Figure data in JSON
⟨

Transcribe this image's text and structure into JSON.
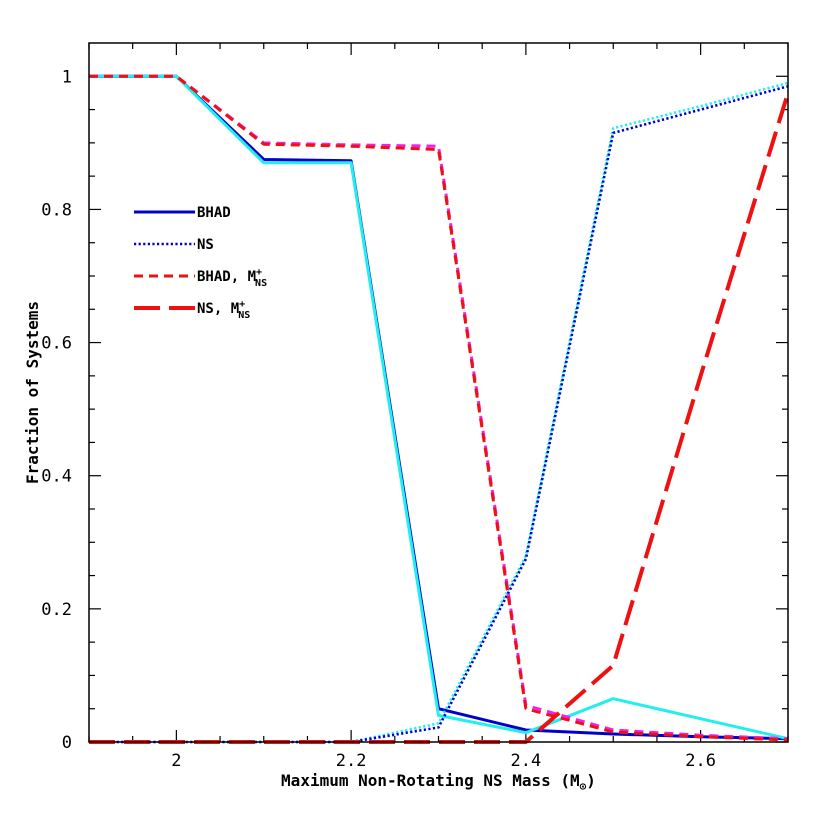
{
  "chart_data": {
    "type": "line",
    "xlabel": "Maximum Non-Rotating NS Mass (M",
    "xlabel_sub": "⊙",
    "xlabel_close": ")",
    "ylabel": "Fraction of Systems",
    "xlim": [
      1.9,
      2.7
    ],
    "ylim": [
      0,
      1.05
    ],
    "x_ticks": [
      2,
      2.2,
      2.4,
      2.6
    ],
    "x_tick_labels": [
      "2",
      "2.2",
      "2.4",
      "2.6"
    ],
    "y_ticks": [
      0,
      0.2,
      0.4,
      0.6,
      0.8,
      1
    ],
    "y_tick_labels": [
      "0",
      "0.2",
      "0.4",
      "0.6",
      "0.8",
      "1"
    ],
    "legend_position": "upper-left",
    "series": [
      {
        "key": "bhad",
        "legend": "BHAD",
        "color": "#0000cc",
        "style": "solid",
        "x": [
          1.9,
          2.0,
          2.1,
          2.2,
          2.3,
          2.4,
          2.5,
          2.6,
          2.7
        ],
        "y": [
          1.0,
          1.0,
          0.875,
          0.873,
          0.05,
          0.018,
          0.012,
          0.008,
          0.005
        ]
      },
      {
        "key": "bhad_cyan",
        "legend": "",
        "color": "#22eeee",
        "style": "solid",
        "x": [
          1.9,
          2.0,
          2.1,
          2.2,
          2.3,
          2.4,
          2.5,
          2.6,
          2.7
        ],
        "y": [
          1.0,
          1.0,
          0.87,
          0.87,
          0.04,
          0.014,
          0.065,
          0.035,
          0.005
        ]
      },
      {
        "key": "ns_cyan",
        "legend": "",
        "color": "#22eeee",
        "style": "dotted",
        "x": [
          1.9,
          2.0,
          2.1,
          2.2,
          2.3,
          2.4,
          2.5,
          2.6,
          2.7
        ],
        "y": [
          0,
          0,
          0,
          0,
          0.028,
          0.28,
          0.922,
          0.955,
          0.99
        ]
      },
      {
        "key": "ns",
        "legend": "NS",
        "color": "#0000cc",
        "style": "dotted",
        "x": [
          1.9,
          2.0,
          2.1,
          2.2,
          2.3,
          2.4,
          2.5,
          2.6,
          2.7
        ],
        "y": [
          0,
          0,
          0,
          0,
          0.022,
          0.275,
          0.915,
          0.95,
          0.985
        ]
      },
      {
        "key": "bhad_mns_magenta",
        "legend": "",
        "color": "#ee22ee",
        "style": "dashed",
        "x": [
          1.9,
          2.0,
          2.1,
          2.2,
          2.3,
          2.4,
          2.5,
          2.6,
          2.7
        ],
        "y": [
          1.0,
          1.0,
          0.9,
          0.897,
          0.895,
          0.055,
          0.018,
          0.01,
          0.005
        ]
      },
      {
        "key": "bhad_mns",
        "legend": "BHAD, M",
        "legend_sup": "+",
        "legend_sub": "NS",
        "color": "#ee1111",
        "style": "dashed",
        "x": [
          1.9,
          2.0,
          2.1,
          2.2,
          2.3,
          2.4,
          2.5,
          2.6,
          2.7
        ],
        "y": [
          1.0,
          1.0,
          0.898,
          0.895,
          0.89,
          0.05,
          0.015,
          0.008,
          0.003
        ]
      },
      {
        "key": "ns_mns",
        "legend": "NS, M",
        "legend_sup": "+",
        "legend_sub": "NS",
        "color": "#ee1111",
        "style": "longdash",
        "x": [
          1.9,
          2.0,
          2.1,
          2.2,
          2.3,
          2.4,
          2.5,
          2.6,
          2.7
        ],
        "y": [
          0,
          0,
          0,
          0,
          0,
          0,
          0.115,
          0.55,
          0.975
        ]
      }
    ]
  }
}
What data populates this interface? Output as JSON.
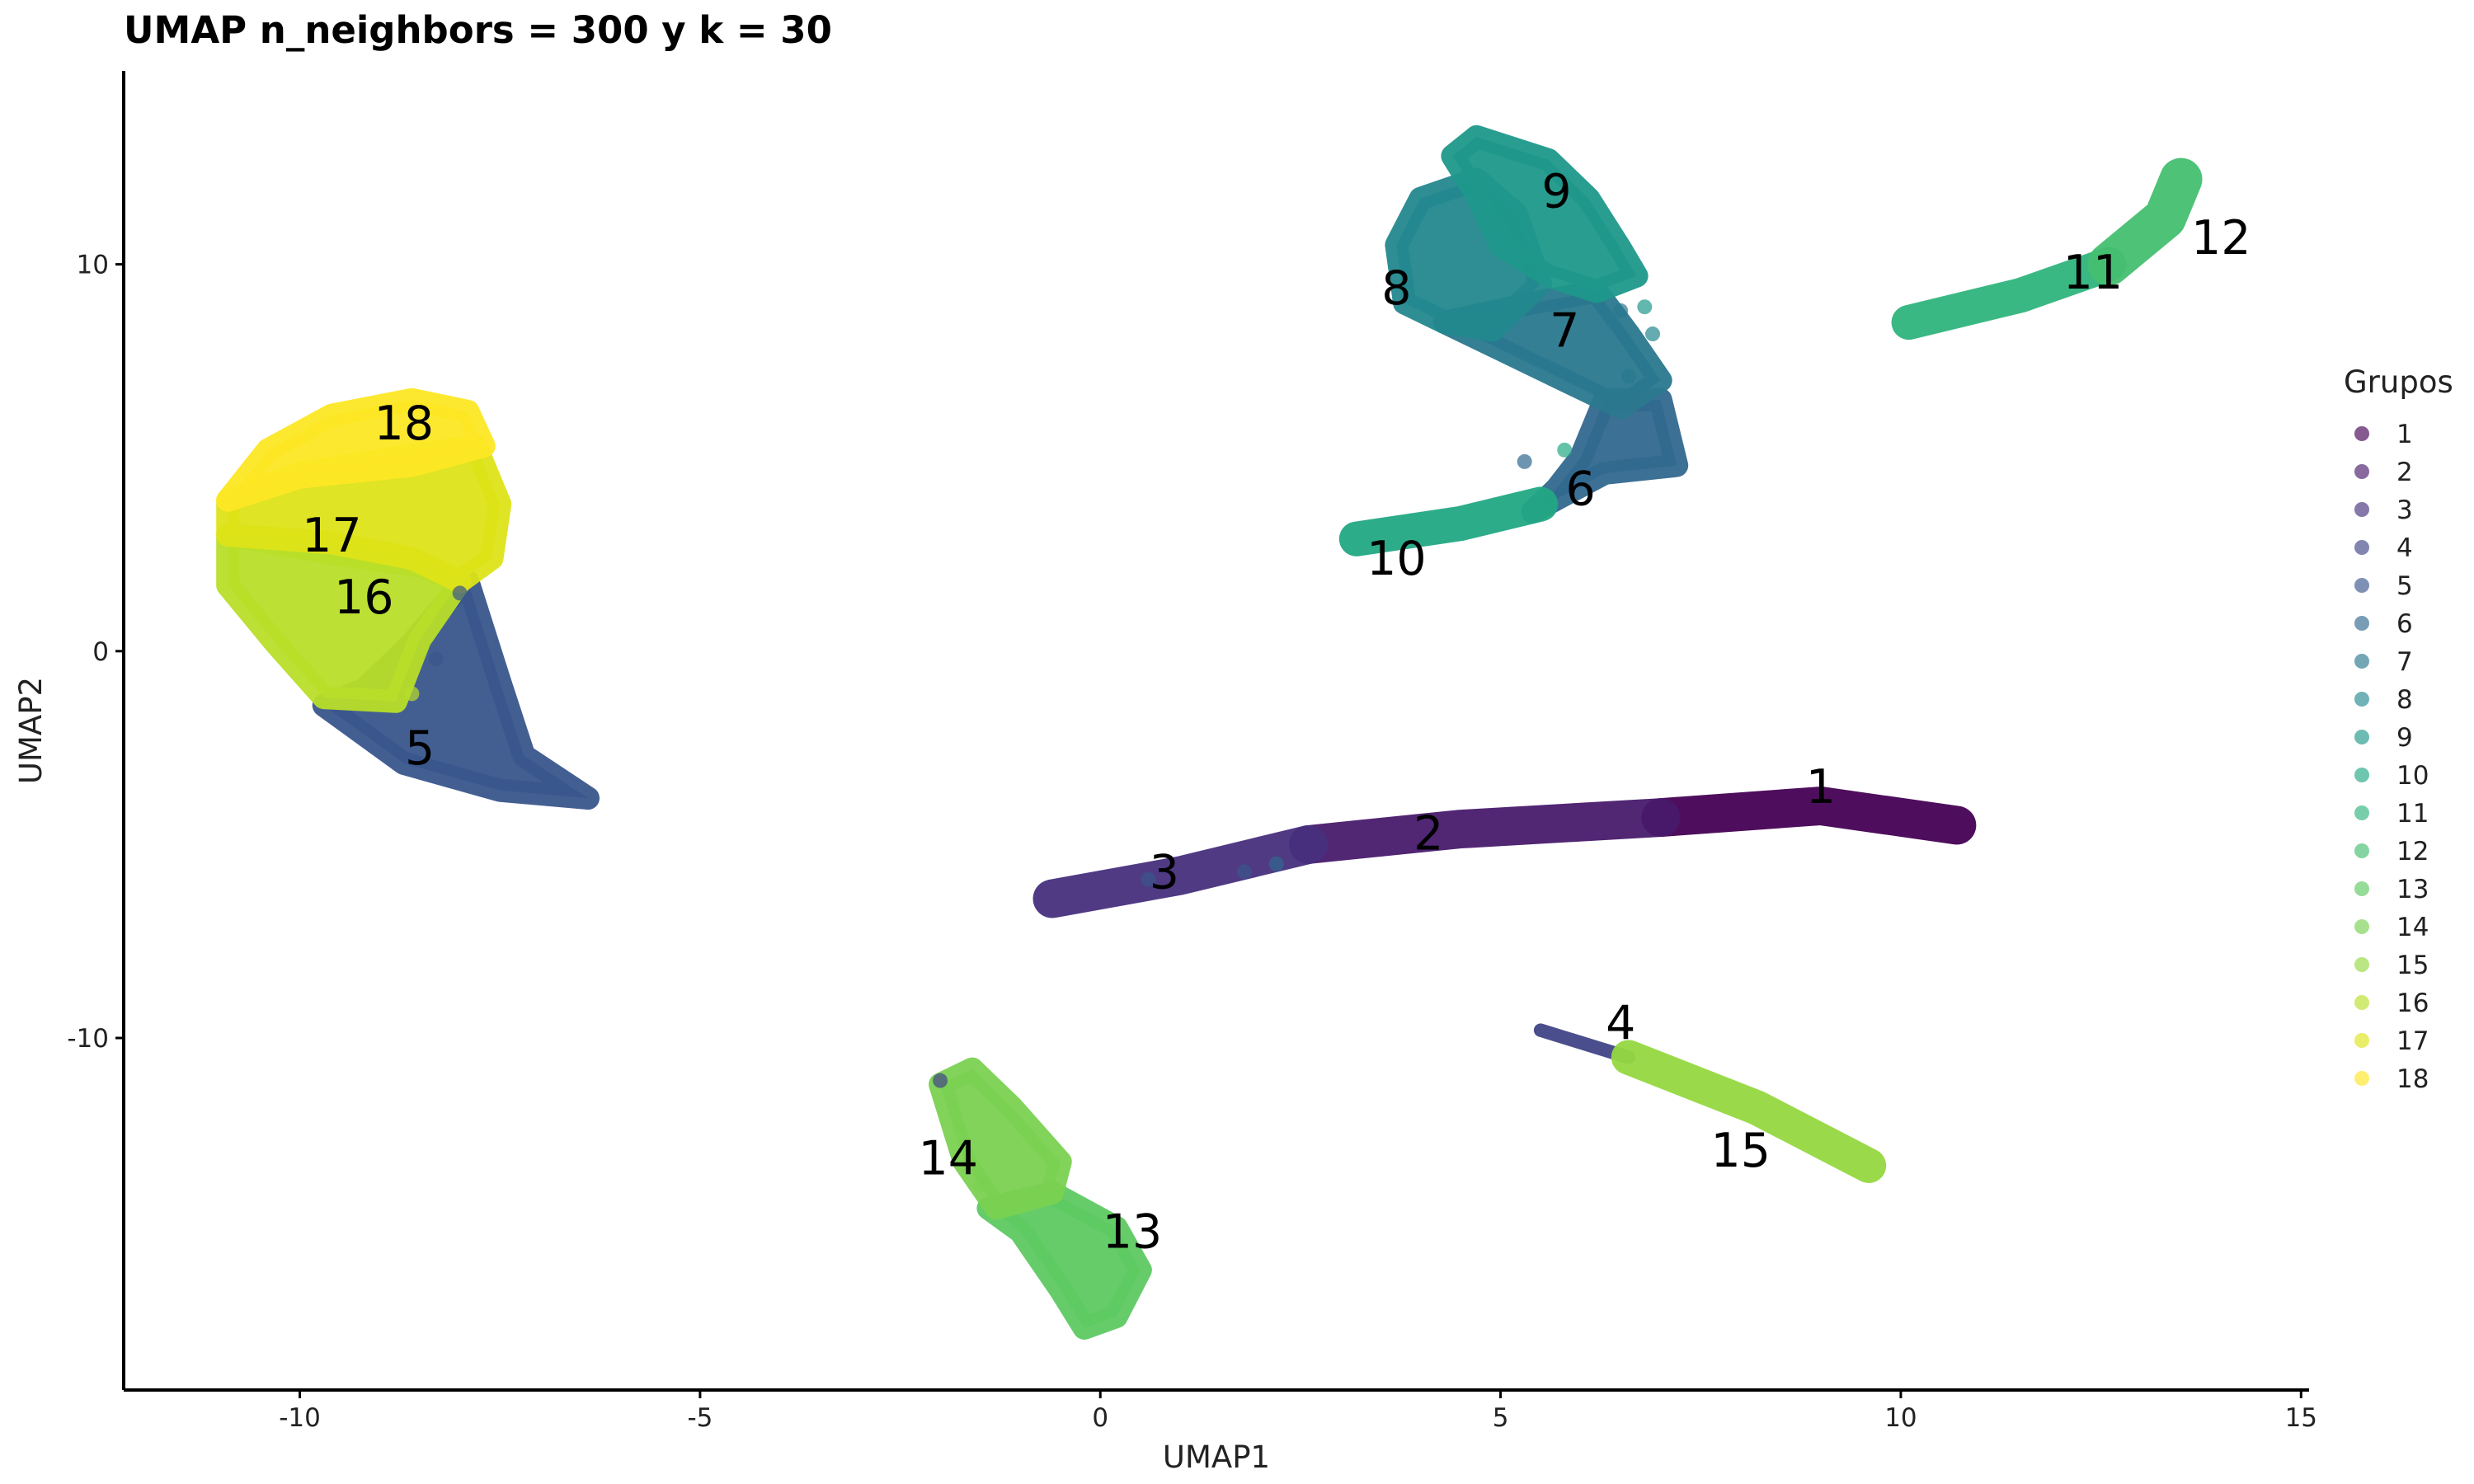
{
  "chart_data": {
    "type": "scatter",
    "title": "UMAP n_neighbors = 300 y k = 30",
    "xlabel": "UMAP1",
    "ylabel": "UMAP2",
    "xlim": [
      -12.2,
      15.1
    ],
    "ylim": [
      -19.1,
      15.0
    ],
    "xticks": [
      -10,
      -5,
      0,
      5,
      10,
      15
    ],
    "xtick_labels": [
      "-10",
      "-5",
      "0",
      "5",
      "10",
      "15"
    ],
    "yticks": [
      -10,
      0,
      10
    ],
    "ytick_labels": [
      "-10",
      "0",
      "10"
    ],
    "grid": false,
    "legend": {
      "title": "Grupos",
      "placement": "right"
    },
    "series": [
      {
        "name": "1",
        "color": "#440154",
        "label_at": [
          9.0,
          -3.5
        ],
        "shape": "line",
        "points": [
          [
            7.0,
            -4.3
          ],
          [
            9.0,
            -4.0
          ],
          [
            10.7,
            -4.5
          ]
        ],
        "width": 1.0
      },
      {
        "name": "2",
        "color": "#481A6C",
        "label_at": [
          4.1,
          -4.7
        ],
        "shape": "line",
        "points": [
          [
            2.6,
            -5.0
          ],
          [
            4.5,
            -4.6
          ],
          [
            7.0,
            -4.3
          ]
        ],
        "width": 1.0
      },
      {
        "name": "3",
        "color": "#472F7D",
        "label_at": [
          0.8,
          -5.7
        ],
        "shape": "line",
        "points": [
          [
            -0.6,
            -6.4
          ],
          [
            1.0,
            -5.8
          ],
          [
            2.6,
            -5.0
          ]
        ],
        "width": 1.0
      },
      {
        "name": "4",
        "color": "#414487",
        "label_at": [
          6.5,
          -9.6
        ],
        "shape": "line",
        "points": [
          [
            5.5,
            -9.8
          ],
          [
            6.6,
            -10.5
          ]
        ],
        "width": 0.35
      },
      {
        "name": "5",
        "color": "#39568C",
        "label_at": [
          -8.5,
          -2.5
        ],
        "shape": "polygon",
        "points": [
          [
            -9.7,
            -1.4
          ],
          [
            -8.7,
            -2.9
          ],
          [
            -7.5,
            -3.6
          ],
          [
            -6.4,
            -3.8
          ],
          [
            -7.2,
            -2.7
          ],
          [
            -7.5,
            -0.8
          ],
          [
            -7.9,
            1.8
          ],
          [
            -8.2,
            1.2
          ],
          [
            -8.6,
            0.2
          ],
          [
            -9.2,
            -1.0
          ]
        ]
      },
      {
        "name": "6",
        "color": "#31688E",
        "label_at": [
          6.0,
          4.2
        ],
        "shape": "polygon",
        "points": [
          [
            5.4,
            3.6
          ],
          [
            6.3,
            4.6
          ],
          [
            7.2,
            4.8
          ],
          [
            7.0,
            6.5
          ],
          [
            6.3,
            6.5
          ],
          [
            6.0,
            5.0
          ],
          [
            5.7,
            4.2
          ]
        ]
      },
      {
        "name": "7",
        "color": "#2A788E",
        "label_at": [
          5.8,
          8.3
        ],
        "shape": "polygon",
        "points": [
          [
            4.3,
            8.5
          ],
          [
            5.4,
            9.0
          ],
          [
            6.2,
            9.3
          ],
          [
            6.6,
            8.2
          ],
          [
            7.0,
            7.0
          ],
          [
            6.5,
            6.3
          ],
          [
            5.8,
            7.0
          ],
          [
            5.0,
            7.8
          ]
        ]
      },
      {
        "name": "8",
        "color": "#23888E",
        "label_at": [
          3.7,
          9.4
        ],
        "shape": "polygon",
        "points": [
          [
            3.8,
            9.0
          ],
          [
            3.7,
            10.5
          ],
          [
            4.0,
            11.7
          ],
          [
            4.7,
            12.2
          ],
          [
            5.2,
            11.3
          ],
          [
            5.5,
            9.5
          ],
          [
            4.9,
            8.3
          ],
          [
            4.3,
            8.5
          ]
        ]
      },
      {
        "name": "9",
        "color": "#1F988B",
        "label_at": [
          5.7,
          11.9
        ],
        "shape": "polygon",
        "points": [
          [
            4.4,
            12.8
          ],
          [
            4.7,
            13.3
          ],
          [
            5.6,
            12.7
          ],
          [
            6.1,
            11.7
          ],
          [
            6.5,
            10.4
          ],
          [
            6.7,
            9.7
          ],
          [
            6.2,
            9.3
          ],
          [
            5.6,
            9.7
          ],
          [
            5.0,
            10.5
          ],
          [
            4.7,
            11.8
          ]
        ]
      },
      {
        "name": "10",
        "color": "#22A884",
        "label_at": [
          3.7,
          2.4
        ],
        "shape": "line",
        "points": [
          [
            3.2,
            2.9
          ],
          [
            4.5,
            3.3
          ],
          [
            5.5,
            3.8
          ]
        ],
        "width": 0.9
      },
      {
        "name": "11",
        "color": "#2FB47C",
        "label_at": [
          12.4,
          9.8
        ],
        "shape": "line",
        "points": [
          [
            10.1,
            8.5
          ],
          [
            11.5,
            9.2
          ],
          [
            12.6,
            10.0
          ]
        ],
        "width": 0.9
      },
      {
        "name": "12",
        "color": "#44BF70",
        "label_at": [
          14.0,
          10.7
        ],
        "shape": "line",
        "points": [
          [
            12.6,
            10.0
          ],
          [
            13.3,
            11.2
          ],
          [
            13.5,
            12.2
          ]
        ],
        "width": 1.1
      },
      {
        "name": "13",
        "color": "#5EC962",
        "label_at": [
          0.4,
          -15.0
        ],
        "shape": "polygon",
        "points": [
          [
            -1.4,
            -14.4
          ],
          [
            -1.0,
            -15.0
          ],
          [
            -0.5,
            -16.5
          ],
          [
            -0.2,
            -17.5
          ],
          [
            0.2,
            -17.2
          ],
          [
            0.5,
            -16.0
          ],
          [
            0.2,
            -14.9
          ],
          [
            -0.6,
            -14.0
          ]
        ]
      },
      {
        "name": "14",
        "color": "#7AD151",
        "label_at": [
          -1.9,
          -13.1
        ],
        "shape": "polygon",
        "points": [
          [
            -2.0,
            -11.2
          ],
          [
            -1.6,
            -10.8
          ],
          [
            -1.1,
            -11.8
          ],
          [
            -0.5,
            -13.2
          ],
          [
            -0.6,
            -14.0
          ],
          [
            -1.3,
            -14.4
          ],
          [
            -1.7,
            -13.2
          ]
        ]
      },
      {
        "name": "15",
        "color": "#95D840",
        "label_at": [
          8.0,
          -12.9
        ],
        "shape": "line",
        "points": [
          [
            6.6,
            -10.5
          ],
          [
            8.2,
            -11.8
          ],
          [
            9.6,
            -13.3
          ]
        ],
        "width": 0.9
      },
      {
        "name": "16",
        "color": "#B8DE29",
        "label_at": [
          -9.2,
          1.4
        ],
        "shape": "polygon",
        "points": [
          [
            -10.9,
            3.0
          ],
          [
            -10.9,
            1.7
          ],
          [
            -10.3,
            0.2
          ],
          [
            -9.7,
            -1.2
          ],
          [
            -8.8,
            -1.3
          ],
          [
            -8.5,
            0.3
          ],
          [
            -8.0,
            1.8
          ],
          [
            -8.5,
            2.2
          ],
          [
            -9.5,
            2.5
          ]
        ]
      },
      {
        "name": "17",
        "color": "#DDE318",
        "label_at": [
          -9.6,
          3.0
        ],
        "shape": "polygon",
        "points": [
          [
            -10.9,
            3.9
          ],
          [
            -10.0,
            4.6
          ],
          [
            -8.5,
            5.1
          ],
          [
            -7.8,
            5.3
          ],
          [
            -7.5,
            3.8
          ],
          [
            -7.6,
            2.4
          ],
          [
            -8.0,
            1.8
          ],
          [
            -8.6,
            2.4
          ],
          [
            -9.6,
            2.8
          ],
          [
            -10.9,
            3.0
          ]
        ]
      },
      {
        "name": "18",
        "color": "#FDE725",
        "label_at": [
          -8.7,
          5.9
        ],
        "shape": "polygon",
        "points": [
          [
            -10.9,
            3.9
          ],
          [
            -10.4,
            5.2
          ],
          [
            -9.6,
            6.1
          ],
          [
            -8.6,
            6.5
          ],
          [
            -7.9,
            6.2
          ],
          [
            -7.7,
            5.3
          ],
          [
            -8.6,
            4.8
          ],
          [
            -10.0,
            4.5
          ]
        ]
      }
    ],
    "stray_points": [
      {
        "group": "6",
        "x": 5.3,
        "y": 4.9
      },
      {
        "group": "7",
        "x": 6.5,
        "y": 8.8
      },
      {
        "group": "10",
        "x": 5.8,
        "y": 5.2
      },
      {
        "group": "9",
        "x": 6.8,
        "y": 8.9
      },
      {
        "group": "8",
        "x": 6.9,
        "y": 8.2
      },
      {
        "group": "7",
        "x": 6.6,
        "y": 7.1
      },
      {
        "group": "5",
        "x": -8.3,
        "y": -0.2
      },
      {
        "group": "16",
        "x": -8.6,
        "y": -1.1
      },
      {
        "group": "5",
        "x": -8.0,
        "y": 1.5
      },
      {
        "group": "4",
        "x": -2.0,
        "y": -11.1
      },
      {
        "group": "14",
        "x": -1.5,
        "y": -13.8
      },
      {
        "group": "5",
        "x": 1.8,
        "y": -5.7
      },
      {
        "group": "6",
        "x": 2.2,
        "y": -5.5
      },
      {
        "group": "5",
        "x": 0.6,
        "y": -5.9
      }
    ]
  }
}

⟩

▶ **Your task**:
Look through the material above and work out how many of its lines contain "title". State the number only.

▶ **Result of this task**:
2